_DATA FOR THE TASK_.
▬▬▬▬▬▬

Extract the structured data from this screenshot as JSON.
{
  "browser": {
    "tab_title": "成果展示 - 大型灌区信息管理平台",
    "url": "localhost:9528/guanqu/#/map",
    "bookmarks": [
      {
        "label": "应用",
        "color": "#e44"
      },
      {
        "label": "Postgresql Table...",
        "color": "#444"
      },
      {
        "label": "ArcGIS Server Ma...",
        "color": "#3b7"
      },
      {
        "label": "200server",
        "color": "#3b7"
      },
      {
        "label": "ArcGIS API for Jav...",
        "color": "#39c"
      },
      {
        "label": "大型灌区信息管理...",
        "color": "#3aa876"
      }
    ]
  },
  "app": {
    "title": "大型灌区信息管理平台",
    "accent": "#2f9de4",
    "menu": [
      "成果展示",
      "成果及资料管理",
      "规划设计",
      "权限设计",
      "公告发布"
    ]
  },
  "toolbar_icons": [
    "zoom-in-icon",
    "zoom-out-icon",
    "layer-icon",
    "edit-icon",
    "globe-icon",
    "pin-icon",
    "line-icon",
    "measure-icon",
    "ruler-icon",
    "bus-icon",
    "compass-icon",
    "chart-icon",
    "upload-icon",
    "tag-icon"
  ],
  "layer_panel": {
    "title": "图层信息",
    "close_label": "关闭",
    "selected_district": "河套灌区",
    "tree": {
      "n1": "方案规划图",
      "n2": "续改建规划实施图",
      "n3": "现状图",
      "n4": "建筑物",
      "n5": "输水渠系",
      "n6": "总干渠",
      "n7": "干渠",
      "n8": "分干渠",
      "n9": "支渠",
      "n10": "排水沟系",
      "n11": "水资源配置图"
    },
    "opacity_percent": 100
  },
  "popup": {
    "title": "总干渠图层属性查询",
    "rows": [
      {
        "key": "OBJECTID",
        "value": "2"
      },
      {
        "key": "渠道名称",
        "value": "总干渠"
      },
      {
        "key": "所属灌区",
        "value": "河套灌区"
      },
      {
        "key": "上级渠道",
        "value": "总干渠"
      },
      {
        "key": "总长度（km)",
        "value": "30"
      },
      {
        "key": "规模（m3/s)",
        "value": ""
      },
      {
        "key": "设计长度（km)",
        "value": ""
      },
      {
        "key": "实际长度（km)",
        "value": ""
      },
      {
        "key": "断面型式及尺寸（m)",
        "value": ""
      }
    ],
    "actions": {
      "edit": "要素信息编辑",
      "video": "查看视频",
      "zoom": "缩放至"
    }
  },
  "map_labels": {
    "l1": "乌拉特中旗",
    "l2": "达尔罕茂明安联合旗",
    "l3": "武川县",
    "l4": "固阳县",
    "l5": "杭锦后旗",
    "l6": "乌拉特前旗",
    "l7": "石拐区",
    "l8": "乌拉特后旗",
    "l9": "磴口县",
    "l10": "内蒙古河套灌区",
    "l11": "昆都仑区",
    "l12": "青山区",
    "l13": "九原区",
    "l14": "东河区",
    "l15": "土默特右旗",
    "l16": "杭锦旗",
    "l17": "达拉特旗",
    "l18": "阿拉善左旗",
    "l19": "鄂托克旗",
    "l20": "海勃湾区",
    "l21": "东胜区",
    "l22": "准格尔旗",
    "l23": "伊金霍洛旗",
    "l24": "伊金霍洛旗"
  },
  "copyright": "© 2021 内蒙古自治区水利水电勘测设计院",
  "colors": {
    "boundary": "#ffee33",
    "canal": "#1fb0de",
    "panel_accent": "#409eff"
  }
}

▬▬▬▬▬▬

_EXERCISE TASK_.
Report every line in the data above in which the word "大型灌区信息管理平台" appears.

_RESULT OF THIS EXERCISE_.
    "tab_title": "成果展示 - 大型灌区信息管理平台",
    "title": "大型灌区信息管理平台",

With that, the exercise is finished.